Exercise materials: Begin
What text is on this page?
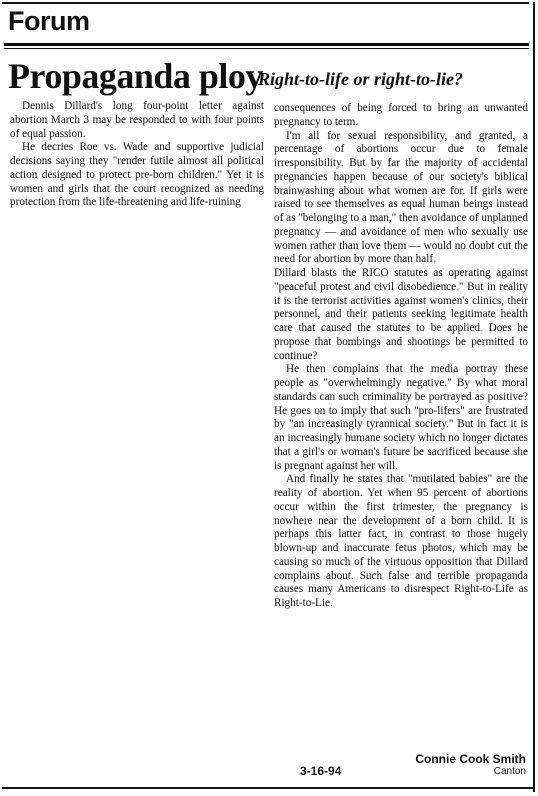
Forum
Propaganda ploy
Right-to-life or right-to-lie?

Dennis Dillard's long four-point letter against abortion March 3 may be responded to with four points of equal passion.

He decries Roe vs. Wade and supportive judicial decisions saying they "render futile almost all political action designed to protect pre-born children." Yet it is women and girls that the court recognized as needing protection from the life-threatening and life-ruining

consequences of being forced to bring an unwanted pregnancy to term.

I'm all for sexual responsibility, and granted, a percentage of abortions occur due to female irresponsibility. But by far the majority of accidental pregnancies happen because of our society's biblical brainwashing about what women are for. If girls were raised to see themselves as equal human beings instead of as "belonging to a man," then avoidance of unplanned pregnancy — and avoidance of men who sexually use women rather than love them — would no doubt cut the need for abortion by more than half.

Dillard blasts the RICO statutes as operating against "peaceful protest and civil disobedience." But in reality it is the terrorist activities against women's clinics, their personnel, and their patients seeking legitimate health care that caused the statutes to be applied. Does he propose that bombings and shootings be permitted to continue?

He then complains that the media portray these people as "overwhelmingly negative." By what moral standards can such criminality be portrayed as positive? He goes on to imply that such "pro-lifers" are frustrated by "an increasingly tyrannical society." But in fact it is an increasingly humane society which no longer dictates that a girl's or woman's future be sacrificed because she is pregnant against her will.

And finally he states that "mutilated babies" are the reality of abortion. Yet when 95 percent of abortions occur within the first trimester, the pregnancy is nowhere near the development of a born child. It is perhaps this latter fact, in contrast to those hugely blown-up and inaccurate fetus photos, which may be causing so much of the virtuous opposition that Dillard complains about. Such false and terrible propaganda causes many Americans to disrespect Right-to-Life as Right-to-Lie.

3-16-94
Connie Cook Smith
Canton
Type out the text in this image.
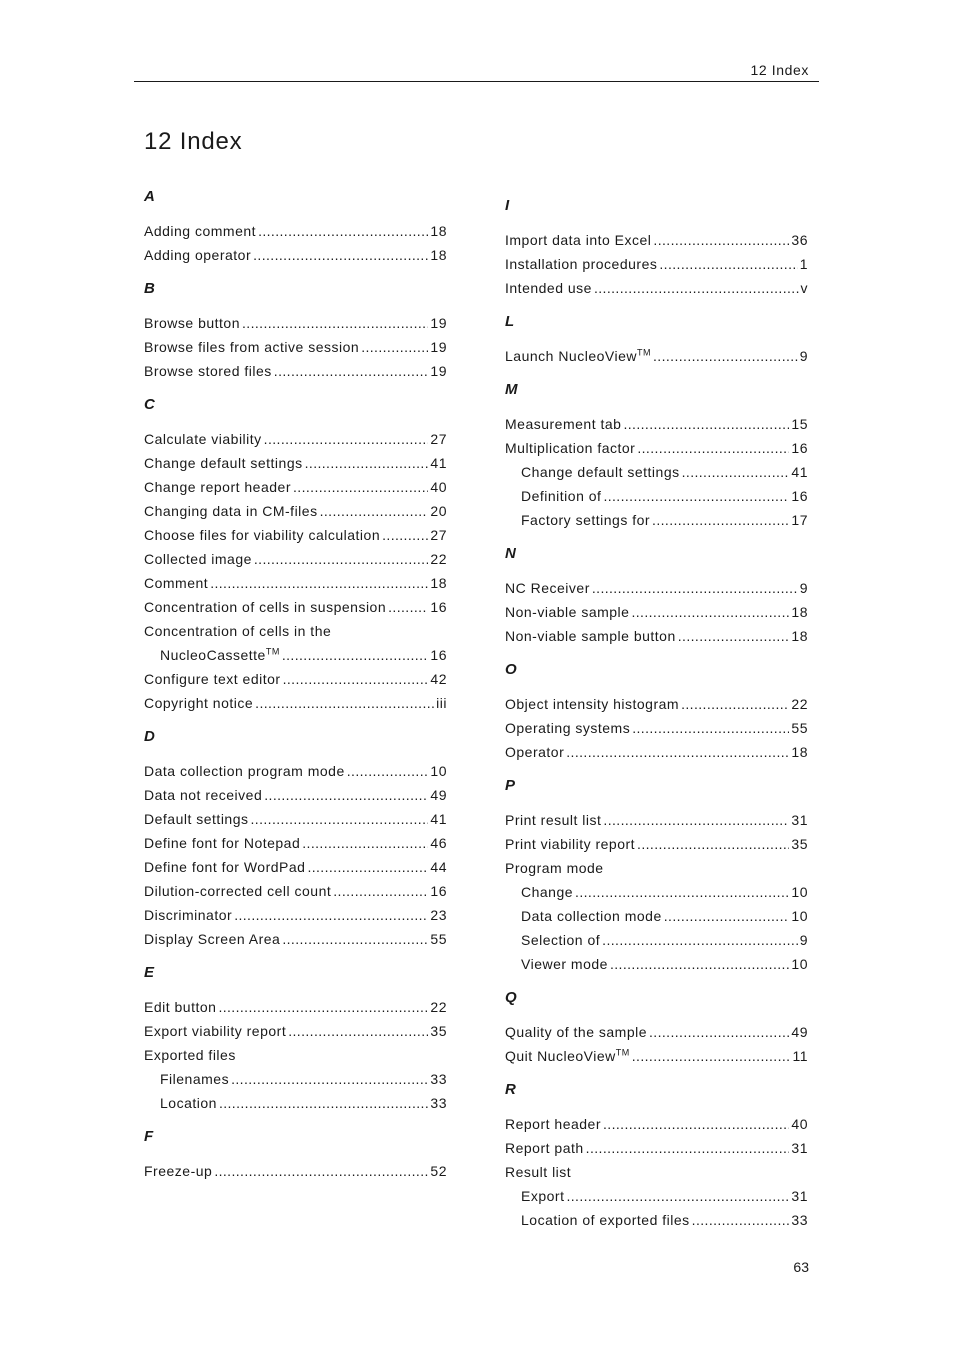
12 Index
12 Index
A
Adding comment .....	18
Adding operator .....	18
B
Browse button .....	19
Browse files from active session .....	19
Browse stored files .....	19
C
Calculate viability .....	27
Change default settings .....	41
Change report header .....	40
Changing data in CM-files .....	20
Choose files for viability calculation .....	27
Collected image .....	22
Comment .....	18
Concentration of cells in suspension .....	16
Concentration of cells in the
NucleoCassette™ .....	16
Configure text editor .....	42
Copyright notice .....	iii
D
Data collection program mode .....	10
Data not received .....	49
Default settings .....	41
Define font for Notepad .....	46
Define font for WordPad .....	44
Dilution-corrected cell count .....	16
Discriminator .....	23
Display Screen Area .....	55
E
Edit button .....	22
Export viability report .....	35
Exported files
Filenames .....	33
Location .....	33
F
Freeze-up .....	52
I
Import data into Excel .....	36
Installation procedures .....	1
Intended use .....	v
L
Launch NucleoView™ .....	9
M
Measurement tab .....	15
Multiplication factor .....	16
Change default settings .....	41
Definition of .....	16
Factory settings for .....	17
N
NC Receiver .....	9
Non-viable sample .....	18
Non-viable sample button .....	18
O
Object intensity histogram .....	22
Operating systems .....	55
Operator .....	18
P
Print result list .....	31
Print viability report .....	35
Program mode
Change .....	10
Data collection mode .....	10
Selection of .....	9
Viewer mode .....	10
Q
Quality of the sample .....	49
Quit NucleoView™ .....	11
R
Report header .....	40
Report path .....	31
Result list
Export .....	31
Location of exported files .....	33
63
Exercise materials: End
The records above are to be transcribed exactly, with every picture left out.

Problem solution
What text is on this page?
Forum
Propaganda ploy
Right-to-life or right-to-lie?

Dennis Dillard's long four-point letter against abortion March 3 may be responded to with four points of equal passion.

He decries Roe vs. Wade and supportive judicial decisions saying they "render futile almost all political action designed to protect pre-born children." Yet it is women and girls that the court recognized as needing protection from the life-threatening and life-ruining

consequences of being forced to bring an unwanted pregnancy to term.

I'm all for sexual responsibility, and granted, a percentage of abortions occur due to female irresponsibility. But by far the majority of accidental pregnancies happen because of our society's biblical brainwashing about what women are for. If girls were raised to see themselves as equal human beings instead of as "belonging to a man," then avoidance of unplanned pregnancy — and avoidance of men who sexually use women rather than love them — would no doubt cut the need for abortion by more than half.

Dillard blasts the RICO statutes as operating against "peaceful protest and civil disobedience." But in reality it is the terrorist activities against women's clinics, their personnel, and their patients seeking legitimate health care that caused the statutes to be applied. Does he propose that bombings and shootings be permitted to continue?

He then complains that the media portray these people as "overwhelmingly negative." By what moral standards can such criminality be portrayed as positive? He goes on to imply that such "pro-lifers" are frustrated by "an increasingly tyrannical society." But in fact it is an increasingly humane society which no longer dictates that a girl's or woman's future be sacrificed because she is pregnant against her will.

And finally he states that "mutilated babies" are the reality of abortion. Yet when 95 percent of abortions occur within the first trimester, the pregnancy is nowhere near the development of a born child. It is perhaps this latter fact, in contrast to those hugely blown-up and inaccurate fetus photos, which may be causing so much of the virtuous opposition that Dillard complains about. Such false and terrible propaganda causes many Americans to disrespect Right-to-Life as Right-to-Lie.

3-16-94
Connie Cook Smith
Canton
Type out the text in this image.
12 Index
12 Index
A
Adding comment .....	18
Adding operator .....	18
B
Browse button .....	19
Browse files from active session .....	19
Browse stored files .....	19
C
Calculate viability .....	27
Change default settings .....	41
Change report header .....	40
Changing data in CM-files .....	20
Choose files for viability calculation .....	27
Collected image .....	22
Comment .....	18
Concentration of cells in suspension .....	16
Concentration of cells in the
NucleoCassette™ .....	16
Configure text editor .....	42
Copyright notice .....	iii
D
Data collection program mode .....	10
Data not received .....	49
Default settings .....	41
Define font for Notepad .....	46
Define font for WordPad .....	44
Dilution-corrected cell count .....	16
Discriminator .....	23
Display Screen Area .....	55
E
Edit button .....	22
Export viability report .....	35
Exported files
Filenames .....	33
Location .....	33
F
Freeze-up .....	52
I
Import data into Excel .....	36
Installation procedures .....	1
Intended use .....	v
L
Launch NucleoView™ .....	9
M
Measurement tab .....	15
Multiplication factor .....	16
Change default settings .....	41
Definition of .....	16
Factory settings for .....	17
N
NC Receiver .....	9
Non-viable sample .....	18
Non-viable sample button .....	18
O
Object intensity histogram .....	22
Operating systems .....	55
Operator .....	18
P
Print result list .....	31
Print viability report .....	35
Program mode
Change .....	10
Data collection mode .....	10
Selection of .....	9
Viewer mode .....	10
Q
Quality of the sample .....	49
Quit NucleoView™ .....	11
R
Report header .....	40
Report path .....	31
Result list
Export .....	31
Location of exported files .....	33
63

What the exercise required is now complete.